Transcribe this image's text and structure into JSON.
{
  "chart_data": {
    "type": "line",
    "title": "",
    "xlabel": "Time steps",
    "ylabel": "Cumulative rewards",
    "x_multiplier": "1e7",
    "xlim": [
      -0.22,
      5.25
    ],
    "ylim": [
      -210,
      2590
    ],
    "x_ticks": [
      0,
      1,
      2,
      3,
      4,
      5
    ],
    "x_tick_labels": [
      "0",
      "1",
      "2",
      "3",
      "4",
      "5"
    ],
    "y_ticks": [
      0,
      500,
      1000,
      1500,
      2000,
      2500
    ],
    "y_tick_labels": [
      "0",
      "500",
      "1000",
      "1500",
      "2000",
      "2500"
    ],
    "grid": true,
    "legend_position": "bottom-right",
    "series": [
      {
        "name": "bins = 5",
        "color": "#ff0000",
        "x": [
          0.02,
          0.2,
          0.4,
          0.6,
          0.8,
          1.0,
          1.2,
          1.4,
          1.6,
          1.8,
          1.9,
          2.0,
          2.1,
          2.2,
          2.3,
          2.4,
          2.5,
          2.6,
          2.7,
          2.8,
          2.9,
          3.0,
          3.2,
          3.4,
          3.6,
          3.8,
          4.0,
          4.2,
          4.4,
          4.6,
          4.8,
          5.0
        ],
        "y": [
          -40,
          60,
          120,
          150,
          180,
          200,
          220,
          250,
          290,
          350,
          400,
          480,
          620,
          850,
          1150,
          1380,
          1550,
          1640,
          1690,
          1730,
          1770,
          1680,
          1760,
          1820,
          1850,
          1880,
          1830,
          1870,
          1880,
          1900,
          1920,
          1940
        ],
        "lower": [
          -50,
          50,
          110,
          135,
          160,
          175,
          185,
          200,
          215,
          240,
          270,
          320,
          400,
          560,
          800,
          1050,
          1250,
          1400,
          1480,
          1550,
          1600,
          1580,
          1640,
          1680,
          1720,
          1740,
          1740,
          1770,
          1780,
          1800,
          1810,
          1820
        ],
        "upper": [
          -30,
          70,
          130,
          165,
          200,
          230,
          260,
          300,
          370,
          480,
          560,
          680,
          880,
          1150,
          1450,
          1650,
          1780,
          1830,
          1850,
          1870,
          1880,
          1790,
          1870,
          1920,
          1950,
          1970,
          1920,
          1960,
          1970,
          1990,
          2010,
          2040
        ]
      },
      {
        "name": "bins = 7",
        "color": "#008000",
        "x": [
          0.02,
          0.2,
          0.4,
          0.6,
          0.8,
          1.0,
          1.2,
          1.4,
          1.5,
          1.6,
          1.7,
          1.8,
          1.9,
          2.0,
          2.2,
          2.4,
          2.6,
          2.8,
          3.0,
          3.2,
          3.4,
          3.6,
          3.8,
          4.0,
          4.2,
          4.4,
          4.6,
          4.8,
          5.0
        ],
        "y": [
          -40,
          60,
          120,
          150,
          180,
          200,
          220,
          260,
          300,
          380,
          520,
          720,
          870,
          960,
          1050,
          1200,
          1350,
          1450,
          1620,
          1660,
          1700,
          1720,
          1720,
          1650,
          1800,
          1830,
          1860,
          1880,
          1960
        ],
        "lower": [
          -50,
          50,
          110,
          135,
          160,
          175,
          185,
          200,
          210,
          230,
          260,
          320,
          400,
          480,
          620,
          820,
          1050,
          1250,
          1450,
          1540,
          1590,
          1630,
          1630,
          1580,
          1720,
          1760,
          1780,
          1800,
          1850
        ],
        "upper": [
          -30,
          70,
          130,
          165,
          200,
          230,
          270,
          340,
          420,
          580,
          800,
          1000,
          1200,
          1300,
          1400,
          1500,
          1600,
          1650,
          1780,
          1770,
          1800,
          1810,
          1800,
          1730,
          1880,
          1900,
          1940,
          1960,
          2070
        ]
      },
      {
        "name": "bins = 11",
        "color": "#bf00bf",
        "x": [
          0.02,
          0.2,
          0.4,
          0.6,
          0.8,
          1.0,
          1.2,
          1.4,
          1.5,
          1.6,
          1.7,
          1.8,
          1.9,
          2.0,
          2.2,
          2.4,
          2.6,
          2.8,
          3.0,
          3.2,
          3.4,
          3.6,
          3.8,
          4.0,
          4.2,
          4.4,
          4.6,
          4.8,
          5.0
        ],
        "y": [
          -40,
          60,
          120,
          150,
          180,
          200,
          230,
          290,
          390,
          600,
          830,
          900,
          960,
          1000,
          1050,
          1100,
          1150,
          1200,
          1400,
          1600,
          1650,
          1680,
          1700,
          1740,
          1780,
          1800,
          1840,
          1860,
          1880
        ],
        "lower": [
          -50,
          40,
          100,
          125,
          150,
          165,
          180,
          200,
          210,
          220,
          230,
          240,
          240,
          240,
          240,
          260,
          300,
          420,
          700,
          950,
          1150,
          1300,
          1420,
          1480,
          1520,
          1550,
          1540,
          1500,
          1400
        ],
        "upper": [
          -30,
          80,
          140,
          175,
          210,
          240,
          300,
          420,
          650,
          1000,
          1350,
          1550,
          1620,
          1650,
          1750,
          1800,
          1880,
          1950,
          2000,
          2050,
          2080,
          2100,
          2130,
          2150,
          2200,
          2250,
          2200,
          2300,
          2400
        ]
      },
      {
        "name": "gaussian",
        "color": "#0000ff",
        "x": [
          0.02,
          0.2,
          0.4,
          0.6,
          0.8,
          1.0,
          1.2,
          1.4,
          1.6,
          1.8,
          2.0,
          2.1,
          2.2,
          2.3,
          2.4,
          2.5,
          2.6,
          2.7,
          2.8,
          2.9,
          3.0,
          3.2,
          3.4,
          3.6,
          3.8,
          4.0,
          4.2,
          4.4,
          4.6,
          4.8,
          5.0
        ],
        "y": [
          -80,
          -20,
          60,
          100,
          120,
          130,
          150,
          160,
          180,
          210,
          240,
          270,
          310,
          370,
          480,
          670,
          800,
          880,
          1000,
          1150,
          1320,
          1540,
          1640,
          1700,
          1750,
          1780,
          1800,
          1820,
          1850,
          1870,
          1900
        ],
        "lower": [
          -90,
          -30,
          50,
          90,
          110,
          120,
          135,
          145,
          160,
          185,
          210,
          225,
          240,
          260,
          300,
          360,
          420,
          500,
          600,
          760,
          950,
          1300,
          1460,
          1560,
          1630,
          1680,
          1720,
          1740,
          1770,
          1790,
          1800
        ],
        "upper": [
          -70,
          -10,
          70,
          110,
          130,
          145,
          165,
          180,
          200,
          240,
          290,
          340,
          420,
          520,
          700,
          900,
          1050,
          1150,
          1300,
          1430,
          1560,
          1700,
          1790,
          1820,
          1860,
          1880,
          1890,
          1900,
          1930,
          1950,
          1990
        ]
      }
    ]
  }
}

□ □ □

Required work -
Every line above needs to be retyped exactly.

Written answer -
Transcribe this image's text and structure into JSON.
{
  "chart_data": {
    "type": "line",
    "title": "",
    "xlabel": "Time steps",
    "ylabel": "Cumulative rewards",
    "x_multiplier": "1e7",
    "xlim": [
      -0.22,
      5.25
    ],
    "ylim": [
      -210,
      2590
    ],
    "x_ticks": [
      0,
      1,
      2,
      3,
      4,
      5
    ],
    "x_tick_labels": [
      "0",
      "1",
      "2",
      "3",
      "4",
      "5"
    ],
    "y_ticks": [
      0,
      500,
      1000,
      1500,
      2000,
      2500
    ],
    "y_tick_labels": [
      "0",
      "500",
      "1000",
      "1500",
      "2000",
      "2500"
    ],
    "grid": true,
    "legend_position": "bottom-right",
    "series": [
      {
        "name": "bins = 5",
        "color": "#ff0000",
        "x": [
          0.02,
          0.2,
          0.4,
          0.6,
          0.8,
          1.0,
          1.2,
          1.4,
          1.6,
          1.8,
          1.9,
          2.0,
          2.1,
          2.2,
          2.3,
          2.4,
          2.5,
          2.6,
          2.7,
          2.8,
          2.9,
          3.0,
          3.2,
          3.4,
          3.6,
          3.8,
          4.0,
          4.2,
          4.4,
          4.6,
          4.8,
          5.0
        ],
        "y": [
          -40,
          60,
          120,
          150,
          180,
          200,
          220,
          250,
          290,
          350,
          400,
          480,
          620,
          850,
          1150,
          1380,
          1550,
          1640,
          1690,
          1730,
          1770,
          1680,
          1760,
          1820,
          1850,
          1880,
          1830,
          1870,
          1880,
          1900,
          1920,
          1940
        ],
        "lower": [
          -50,
          50,
          110,
          135,
          160,
          175,
          185,
          200,
          215,
          240,
          270,
          320,
          400,
          560,
          800,
          1050,
          1250,
          1400,
          1480,
          1550,
          1600,
          1580,
          1640,
          1680,
          1720,
          1740,
          1740,
          1770,
          1780,
          1800,
          1810,
          1820
        ],
        "upper": [
          -30,
          70,
          130,
          165,
          200,
          230,
          260,
          300,
          370,
          480,
          560,
          680,
          880,
          1150,
          1450,
          1650,
          1780,
          1830,
          1850,
          1870,
          1880,
          1790,
          1870,
          1920,
          1950,
          1970,
          1920,
          1960,
          1970,
          1990,
          2010,
          2040
        ]
      },
      {
        "name": "bins = 7",
        "color": "#008000",
        "x": [
          0.02,
          0.2,
          0.4,
          0.6,
          0.8,
          1.0,
          1.2,
          1.4,
          1.5,
          1.6,
          1.7,
          1.8,
          1.9,
          2.0,
          2.2,
          2.4,
          2.6,
          2.8,
          3.0,
          3.2,
          3.4,
          3.6,
          3.8,
          4.0,
          4.2,
          4.4,
          4.6,
          4.8,
          5.0
        ],
        "y": [
          -40,
          60,
          120,
          150,
          180,
          200,
          220,
          260,
          300,
          380,
          520,
          720,
          870,
          960,
          1050,
          1200,
          1350,
          1450,
          1620,
          1660,
          1700,
          1720,
          1720,
          1650,
          1800,
          1830,
          1860,
          1880,
          1960
        ],
        "lower": [
          -50,
          50,
          110,
          135,
          160,
          175,
          185,
          200,
          210,
          230,
          260,
          320,
          400,
          480,
          620,
          820,
          1050,
          1250,
          1450,
          1540,
          1590,
          1630,
          1630,
          1580,
          1720,
          1760,
          1780,
          1800,
          1850
        ],
        "upper": [
          -30,
          70,
          130,
          165,
          200,
          230,
          270,
          340,
          420,
          580,
          800,
          1000,
          1200,
          1300,
          1400,
          1500,
          1600,
          1650,
          1780,
          1770,
          1800,
          1810,
          1800,
          1730,
          1880,
          1900,
          1940,
          1960,
          2070
        ]
      },
      {
        "name": "bins = 11",
        "color": "#bf00bf",
        "x": [
          0.02,
          0.2,
          0.4,
          0.6,
          0.8,
          1.0,
          1.2,
          1.4,
          1.5,
          1.6,
          1.7,
          1.8,
          1.9,
          2.0,
          2.2,
          2.4,
          2.6,
          2.8,
          3.0,
          3.2,
          3.4,
          3.6,
          3.8,
          4.0,
          4.2,
          4.4,
          4.6,
          4.8,
          5.0
        ],
        "y": [
          -40,
          60,
          120,
          150,
          180,
          200,
          230,
          290,
          390,
          600,
          830,
          900,
          960,
          1000,
          1050,
          1100,
          1150,
          1200,
          1400,
          1600,
          1650,
          1680,
          1700,
          1740,
          1780,
          1800,
          1840,
          1860,
          1880
        ],
        "lower": [
          -50,
          40,
          100,
          125,
          150,
          165,
          180,
          200,
          210,
          220,
          230,
          240,
          240,
          240,
          240,
          260,
          300,
          420,
          700,
          950,
          1150,
          1300,
          1420,
          1480,
          1520,
          1550,
          1540,
          1500,
          1400
        ],
        "upper": [
          -30,
          80,
          140,
          175,
          210,
          240,
          300,
          420,
          650,
          1000,
          1350,
          1550,
          1620,
          1650,
          1750,
          1800,
          1880,
          1950,
          2000,
          2050,
          2080,
          2100,
          2130,
          2150,
          2200,
          2250,
          2200,
          2300,
          2400
        ]
      },
      {
        "name": "gaussian",
        "color": "#0000ff",
        "x": [
          0.02,
          0.2,
          0.4,
          0.6,
          0.8,
          1.0,
          1.2,
          1.4,
          1.6,
          1.8,
          2.0,
          2.1,
          2.2,
          2.3,
          2.4,
          2.5,
          2.6,
          2.7,
          2.8,
          2.9,
          3.0,
          3.2,
          3.4,
          3.6,
          3.8,
          4.0,
          4.2,
          4.4,
          4.6,
          4.8,
          5.0
        ],
        "y": [
          -80,
          -20,
          60,
          100,
          120,
          130,
          150,
          160,
          180,
          210,
          240,
          270,
          310,
          370,
          480,
          670,
          800,
          880,
          1000,
          1150,
          1320,
          1540,
          1640,
          1700,
          1750,
          1780,
          1800,
          1820,
          1850,
          1870,
          1900
        ],
        "lower": [
          -90,
          -30,
          50,
          90,
          110,
          120,
          135,
          145,
          160,
          185,
          210,
          225,
          240,
          260,
          300,
          360,
          420,
          500,
          600,
          760,
          950,
          1300,
          1460,
          1560,
          1630,
          1680,
          1720,
          1740,
          1770,
          1790,
          1800
        ],
        "upper": [
          -70,
          -10,
          70,
          110,
          130,
          145,
          165,
          180,
          200,
          240,
          290,
          340,
          420,
          520,
          700,
          900,
          1050,
          1150,
          1300,
          1430,
          1560,
          1700,
          1790,
          1820,
          1860,
          1880,
          1890,
          1900,
          1930,
          1950,
          1990
        ]
      }
    ]
  }
}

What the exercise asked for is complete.